ENTRIES SHOWN —
[start]

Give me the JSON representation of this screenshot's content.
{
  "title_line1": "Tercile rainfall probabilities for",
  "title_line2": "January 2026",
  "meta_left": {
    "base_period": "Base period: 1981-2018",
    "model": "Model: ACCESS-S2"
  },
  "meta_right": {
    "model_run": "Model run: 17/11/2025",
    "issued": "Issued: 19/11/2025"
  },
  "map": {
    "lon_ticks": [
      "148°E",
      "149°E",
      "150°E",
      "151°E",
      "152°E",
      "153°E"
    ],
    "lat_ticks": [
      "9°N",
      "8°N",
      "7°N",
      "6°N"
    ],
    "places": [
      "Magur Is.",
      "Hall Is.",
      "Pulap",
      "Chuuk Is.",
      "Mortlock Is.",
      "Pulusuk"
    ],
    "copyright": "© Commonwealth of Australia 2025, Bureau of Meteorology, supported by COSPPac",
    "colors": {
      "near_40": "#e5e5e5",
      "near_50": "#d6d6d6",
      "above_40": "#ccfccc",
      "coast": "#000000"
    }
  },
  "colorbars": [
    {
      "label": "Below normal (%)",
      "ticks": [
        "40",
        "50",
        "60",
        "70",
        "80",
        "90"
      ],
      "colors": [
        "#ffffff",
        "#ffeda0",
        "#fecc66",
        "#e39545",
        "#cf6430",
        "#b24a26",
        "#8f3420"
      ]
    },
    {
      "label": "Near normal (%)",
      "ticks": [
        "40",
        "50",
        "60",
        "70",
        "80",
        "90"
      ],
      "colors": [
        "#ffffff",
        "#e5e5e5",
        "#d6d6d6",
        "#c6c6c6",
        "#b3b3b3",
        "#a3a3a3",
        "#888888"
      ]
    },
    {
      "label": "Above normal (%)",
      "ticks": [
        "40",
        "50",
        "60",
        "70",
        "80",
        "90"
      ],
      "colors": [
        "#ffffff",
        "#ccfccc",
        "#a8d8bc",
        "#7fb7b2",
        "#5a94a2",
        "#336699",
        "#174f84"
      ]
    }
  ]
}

[end]

JOB —
Repeat the data above exactly.

PROBLEM SOLUTION —
Give me the JSON representation of this screenshot's content.
{
  "title_line1": "Tercile rainfall probabilities for",
  "title_line2": "January 2026",
  "meta_left": {
    "base_period": "Base period: 1981-2018",
    "model": "Model: ACCESS-S2"
  },
  "meta_right": {
    "model_run": "Model run: 17/11/2025",
    "issued": "Issued: 19/11/2025"
  },
  "map": {
    "lon_ticks": [
      "148°E",
      "149°E",
      "150°E",
      "151°E",
      "152°E",
      "153°E"
    ],
    "lat_ticks": [
      "9°N",
      "8°N",
      "7°N",
      "6°N"
    ],
    "places": [
      "Magur Is.",
      "Hall Is.",
      "Pulap",
      "Chuuk Is.",
      "Mortlock Is.",
      "Pulusuk"
    ],
    "copyright": "© Commonwealth of Australia 2025, Bureau of Meteorology, supported by COSPPac",
    "colors": {
      "near_40": "#e5e5e5",
      "near_50": "#d6d6d6",
      "above_40": "#ccfccc",
      "coast": "#000000"
    }
  },
  "colorbars": [
    {
      "label": "Below normal (%)",
      "ticks": [
        "40",
        "50",
        "60",
        "70",
        "80",
        "90"
      ],
      "colors": [
        "#ffffff",
        "#ffeda0",
        "#fecc66",
        "#e39545",
        "#cf6430",
        "#b24a26",
        "#8f3420"
      ]
    },
    {
      "label": "Near normal (%)",
      "ticks": [
        "40",
        "50",
        "60",
        "70",
        "80",
        "90"
      ],
      "colors": [
        "#ffffff",
        "#e5e5e5",
        "#d6d6d6",
        "#c6c6c6",
        "#b3b3b3",
        "#a3a3a3",
        "#888888"
      ]
    },
    {
      "label": "Above normal (%)",
      "ticks": [
        "40",
        "50",
        "60",
        "70",
        "80",
        "90"
      ],
      "colors": [
        "#ffffff",
        "#ccfccc",
        "#a8d8bc",
        "#7fb7b2",
        "#5a94a2",
        "#336699",
        "#174f84"
      ]
    }
  ]
}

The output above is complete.